Problem description:
Look below and pull out each line with the word "dicembre".

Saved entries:
☆ ☆ ☆

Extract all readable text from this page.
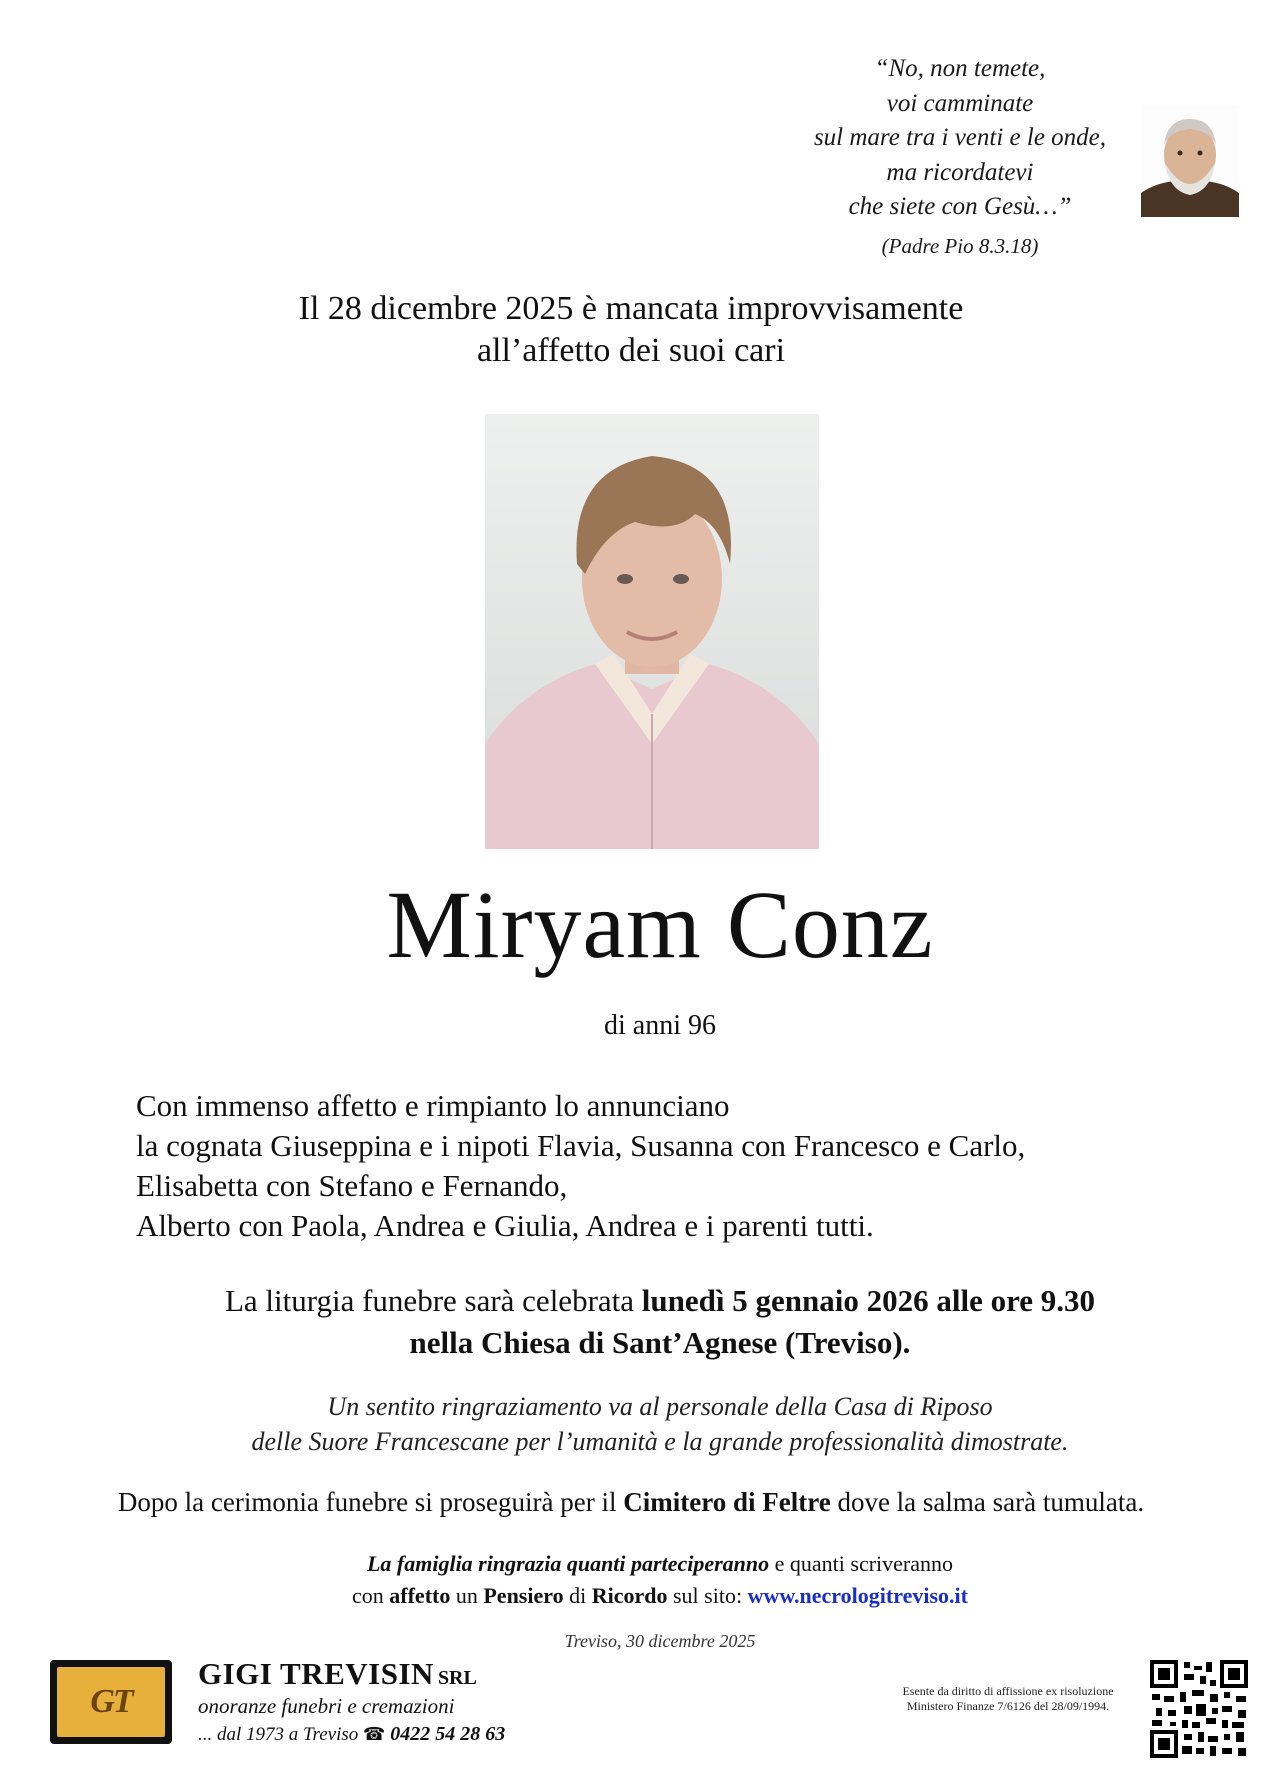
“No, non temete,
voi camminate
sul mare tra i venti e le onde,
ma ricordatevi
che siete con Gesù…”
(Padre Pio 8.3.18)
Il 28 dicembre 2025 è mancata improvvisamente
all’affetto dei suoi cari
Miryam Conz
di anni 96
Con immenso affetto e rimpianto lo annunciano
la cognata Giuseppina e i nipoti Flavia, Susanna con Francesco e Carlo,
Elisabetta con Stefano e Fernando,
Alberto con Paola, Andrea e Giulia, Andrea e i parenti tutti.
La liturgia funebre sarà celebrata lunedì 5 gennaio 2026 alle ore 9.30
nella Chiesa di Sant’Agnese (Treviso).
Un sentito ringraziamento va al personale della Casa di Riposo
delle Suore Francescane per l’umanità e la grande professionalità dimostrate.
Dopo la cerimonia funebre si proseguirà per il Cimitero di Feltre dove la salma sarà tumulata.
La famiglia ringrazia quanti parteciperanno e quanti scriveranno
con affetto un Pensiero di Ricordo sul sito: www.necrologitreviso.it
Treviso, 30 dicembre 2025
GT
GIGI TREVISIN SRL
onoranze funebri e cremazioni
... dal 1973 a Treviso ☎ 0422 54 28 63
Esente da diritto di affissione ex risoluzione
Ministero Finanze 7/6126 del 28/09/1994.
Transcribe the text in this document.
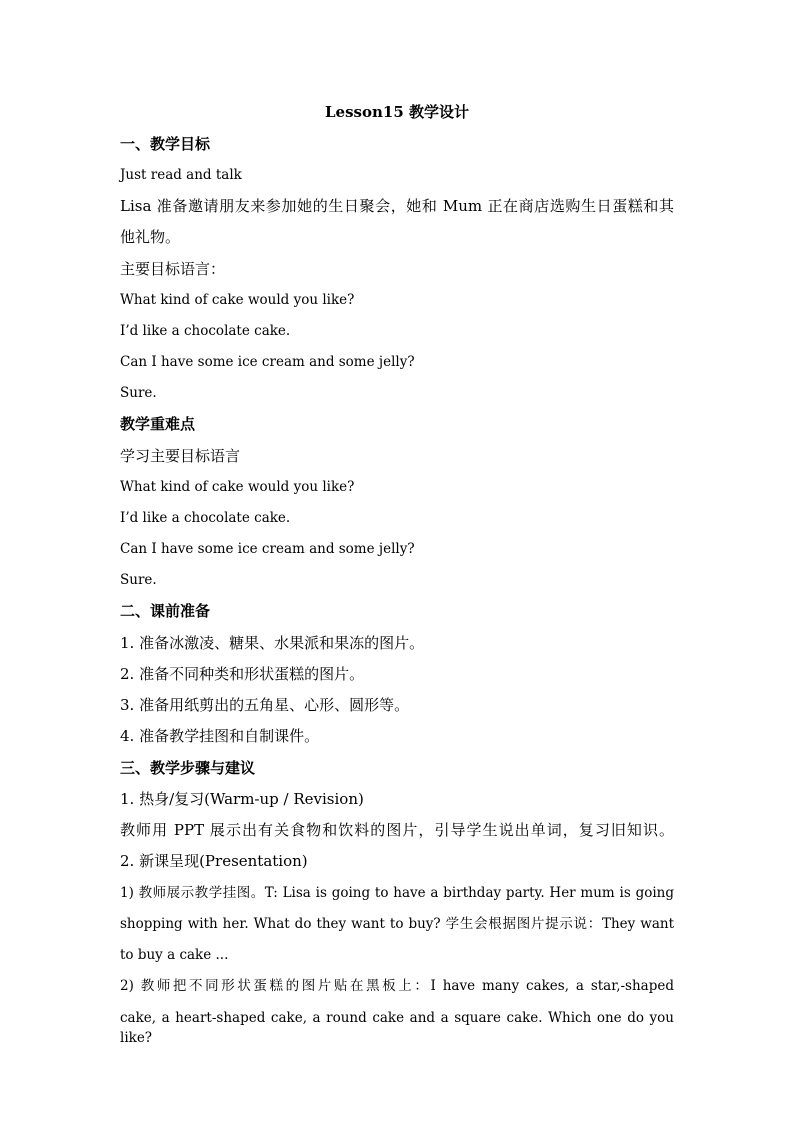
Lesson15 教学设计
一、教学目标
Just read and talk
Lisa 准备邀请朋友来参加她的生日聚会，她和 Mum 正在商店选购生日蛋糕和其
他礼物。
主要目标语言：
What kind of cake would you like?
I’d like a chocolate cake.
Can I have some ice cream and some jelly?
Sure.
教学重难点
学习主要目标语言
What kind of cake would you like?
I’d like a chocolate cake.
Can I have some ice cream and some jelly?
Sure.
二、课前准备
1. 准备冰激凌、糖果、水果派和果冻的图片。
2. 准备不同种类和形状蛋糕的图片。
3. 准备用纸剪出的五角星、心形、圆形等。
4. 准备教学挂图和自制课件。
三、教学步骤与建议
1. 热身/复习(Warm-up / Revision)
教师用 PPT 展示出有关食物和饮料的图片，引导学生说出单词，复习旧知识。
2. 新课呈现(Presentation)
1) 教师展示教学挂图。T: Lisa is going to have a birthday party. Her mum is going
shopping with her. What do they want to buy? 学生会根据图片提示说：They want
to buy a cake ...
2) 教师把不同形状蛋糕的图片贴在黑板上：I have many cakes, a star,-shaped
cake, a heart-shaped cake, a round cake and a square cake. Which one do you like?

☆ ☆ ☆

Output of the exercise:
Il 28 dicembre 2025 è mancata improvvisamente
Treviso, 30 dicembre 2025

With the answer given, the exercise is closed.